**TO BE DONE**
Print all the entries verbatim.

Items from a dataset:
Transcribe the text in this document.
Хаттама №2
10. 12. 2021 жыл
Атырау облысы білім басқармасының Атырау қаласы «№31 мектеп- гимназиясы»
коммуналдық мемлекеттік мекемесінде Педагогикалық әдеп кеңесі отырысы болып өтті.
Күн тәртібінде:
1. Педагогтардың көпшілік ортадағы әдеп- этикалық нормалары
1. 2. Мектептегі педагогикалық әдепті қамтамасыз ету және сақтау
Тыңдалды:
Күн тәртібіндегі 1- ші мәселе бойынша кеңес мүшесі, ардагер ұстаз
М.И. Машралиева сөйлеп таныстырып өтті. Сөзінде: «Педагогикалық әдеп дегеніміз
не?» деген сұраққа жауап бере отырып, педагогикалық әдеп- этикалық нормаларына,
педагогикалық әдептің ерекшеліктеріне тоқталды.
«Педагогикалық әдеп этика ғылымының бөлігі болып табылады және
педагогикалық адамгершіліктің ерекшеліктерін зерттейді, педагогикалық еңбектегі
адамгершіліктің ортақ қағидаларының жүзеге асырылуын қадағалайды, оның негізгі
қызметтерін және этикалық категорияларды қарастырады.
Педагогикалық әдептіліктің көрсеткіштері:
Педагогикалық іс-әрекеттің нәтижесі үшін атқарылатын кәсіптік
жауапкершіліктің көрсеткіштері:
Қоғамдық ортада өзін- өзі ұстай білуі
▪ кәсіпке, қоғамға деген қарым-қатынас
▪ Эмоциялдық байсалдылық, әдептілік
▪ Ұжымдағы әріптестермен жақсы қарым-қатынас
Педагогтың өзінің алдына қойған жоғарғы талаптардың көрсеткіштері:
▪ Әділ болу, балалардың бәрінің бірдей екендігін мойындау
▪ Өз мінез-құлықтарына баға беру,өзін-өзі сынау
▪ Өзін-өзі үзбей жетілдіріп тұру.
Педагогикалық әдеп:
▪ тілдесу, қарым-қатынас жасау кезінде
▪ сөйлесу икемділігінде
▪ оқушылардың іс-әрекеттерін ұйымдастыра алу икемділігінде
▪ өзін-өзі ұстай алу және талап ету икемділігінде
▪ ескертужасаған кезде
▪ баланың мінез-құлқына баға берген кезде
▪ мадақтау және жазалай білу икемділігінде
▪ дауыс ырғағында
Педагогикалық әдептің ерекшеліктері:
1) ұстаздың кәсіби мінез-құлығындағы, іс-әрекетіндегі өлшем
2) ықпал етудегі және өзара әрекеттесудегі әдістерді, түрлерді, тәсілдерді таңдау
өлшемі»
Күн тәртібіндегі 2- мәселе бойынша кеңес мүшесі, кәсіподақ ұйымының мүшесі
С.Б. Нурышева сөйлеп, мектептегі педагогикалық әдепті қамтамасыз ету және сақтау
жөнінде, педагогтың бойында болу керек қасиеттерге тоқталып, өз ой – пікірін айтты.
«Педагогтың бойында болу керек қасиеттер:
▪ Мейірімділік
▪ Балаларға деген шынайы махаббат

**ANSWER**
Transcribe the text in this document.
Хаттама №2
10. 12. 2021 жыл
Атырау облысы білім басқармасының Атырау қаласы «№31 мектеп- гимназиясы»
коммуналдық мемлекеттік мекемесінде Педагогикалық әдеп кеңесі отырысы болып өтті.
Күн тәртібінде:
1. Педагогтардың көпшілік ортадағы әдеп- этикалық нормалары
1. 2. Мектептегі педагогикалық әдепті қамтамасыз ету және сақтау
Тыңдалды:
Күн тәртібіндегі 1- ші мәселе бойынша кеңес мүшесі, ардагер ұстаз
М.И. Машралиева сөйлеп таныстырып өтті. Сөзінде: «Педагогикалық әдеп дегеніміз
не?» деген сұраққа жауап бере отырып, педагогикалық әдеп- этикалық нормаларына,
педагогикалық әдептің ерекшеліктеріне тоқталды.
«Педагогикалық әдеп этика ғылымының бөлігі болып табылады және
педагогикалық адамгершіліктің ерекшеліктерін зерттейді, педагогикалық еңбектегі
адамгершіліктің ортақ қағидаларының жүзеге асырылуын қадағалайды, оның негізгі
қызметтерін және этикалық категорияларды қарастырады.
Педагогикалық әдептіліктің көрсеткіштері:
Педагогикалық іс-әрекеттің нәтижесі үшін атқарылатын кәсіптік
жауапкершіліктің көрсеткіштері:
Қоғамдық ортада өзін- өзі ұстай білуі
▪ кәсіпке, қоғамға деген қарым-қатынас
▪ Эмоциялдық байсалдылық, әдептілік
▪ Ұжымдағы әріптестермен жақсы қарым-қатынас
Педагогтың өзінің алдына қойған жоғарғы талаптардың көрсеткіштері:
▪ Әділ болу, балалардың бәрінің бірдей екендігін мойындау
▪ Өз мінез-құлықтарына баға беру,өзін-өзі сынау
▪ Өзін-өзі үзбей жетілдіріп тұру.
Педагогикалық әдеп:
▪ тілдесу, қарым-қатынас жасау кезінде
▪ сөйлесу икемділігінде
▪ оқушылардың іс-әрекеттерін ұйымдастыра алу икемділігінде
▪ өзін-өзі ұстай алу және талап ету икемділігінде
▪ ескертужасаған кезде
▪ баланың мінез-құлқына баға берген кезде
▪ мадақтау және жазалай білу икемділігінде
▪ дауыс ырғағында
Педагогикалық әдептің ерекшеліктері:
1) ұстаздың кәсіби мінез-құлығындағы, іс-әрекетіндегі өлшем
2) ықпал етудегі және өзара әрекеттесудегі әдістерді, түрлерді, тәсілдерді таңдау
өлшемі»
Күн тәртібіндегі 2- мәселе бойынша кеңес мүшесі, кәсіподақ ұйымының мүшесі
С.Б. Нурышева сөйлеп, мектептегі педагогикалық әдепті қамтамасыз ету және сақтау
жөнінде, педагогтың бойында болу керек қасиеттерге тоқталып, өз ой – пікірін айтты.
«Педагогтың бойында болу керек қасиеттер:
▪ Мейірімділік
▪ Балаларға деген шынайы махаббат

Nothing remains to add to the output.